● ITEMS:
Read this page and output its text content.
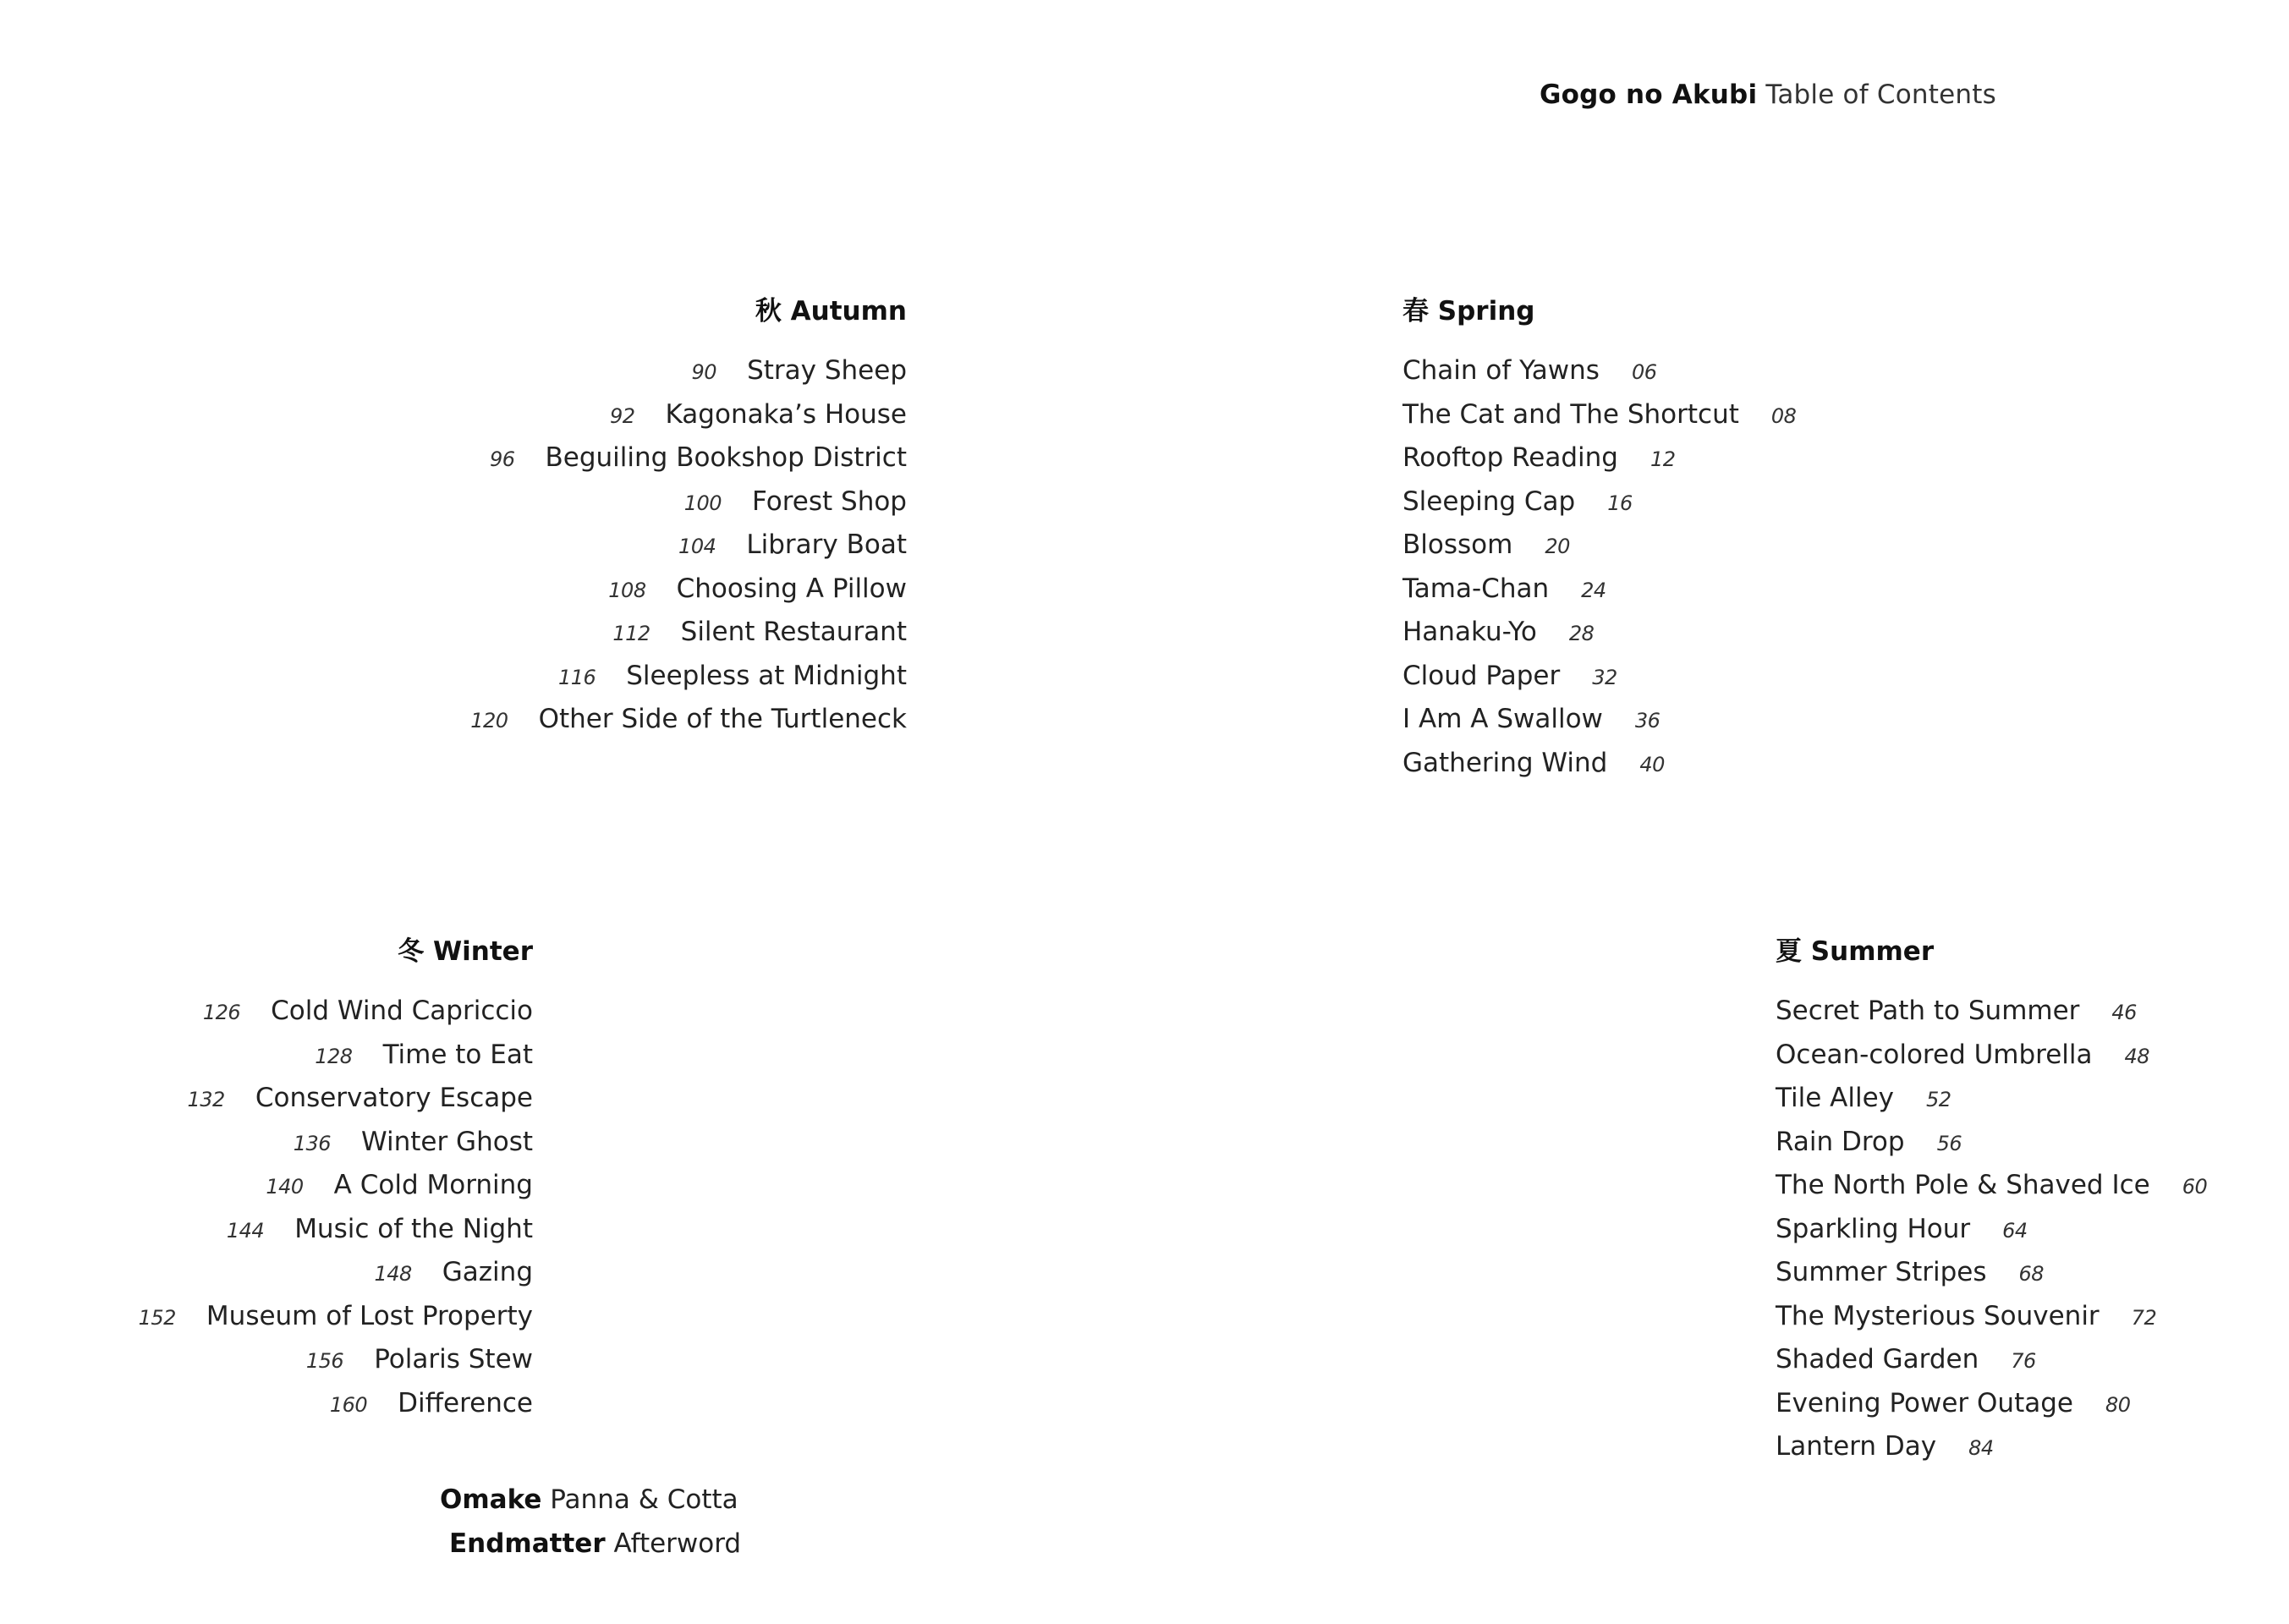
Gogo no Akubi Table of Contents
秋 Autumn
90 Stray Sheep
92 Kagonaka’s House
96 Beguiling Bookshop District
100 Forest Shop
104 Library Boat
108 Choosing A Pillow
112 Silent Restaurant
116 Sleepless at Midnight
120 Other Side of the Turtleneck
春 Spring
Chain of Yawns 06
The Cat and The Shortcut 08
Rooftop Reading 12
Sleeping Cap 16
Blossom 20
Tama-Chan 24
Hanaku-Yo 28
Cloud Paper 32
I Am A Swallow 36
Gathering Wind 40
冬 Winter
126 Cold Wind Capriccio
128 Time to Eat
132 Conservatory Escape
136 Winter Ghost
140 A Cold Morning
144 Music of the Night
148 Gazing
152 Museum of Lost Property
156 Polaris Stew
160 Difference
夏 Summer
Secret Path to Summer 46
Ocean-colored Umbrella 48
Tile Alley 52
Rain Drop 56
The North Pole & Shaved Ice 60
Sparkling Hour 64
Summer Stripes 68
The Mysterious Souvenir 72
Shaded Garden 76
Evening Power Outage 80
Lantern Day 84
Omake Panna & Cotta
Endmatter Afterword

● TASK TO COMPLETE:
Every record above should be transcribed exactly; the pictures stay out of the copy.

● EXERCISE RESULT:
Read this page and output its text content.
Gogo no Akubi Table of Contents
秋 Autumn
90 Stray Sheep
92 Kagonaka’s House
96 Beguiling Bookshop District
100 Forest Shop
104 Library Boat
108 Choosing A Pillow
112 Silent Restaurant
116 Sleepless at Midnight
120 Other Side of the Turtleneck
春 Spring
Chain of Yawns 06
The Cat and The Shortcut 08
Rooftop Reading 12
Sleeping Cap 16
Blossom 20
Tama-Chan 24
Hanaku-Yo 28
Cloud Paper 32
I Am A Swallow 36
Gathering Wind 40
冬 Winter
126 Cold Wind Capriccio
128 Time to Eat
132 Conservatory Escape
136 Winter Ghost
140 A Cold Morning
144 Music of the Night
148 Gazing
152 Museum of Lost Property
156 Polaris Stew
160 Difference
夏 Summer
Secret Path to Summer 46
Ocean-colored Umbrella 48
Tile Alley 52
Rain Drop 56
The North Pole & Shaved Ice 60
Sparkling Hour 64
Summer Stripes 68
The Mysterious Souvenir 72
Shaded Garden 76
Evening Power Outage 80
Lantern Day 84
Omake Panna & Cotta
Endmatter Afterword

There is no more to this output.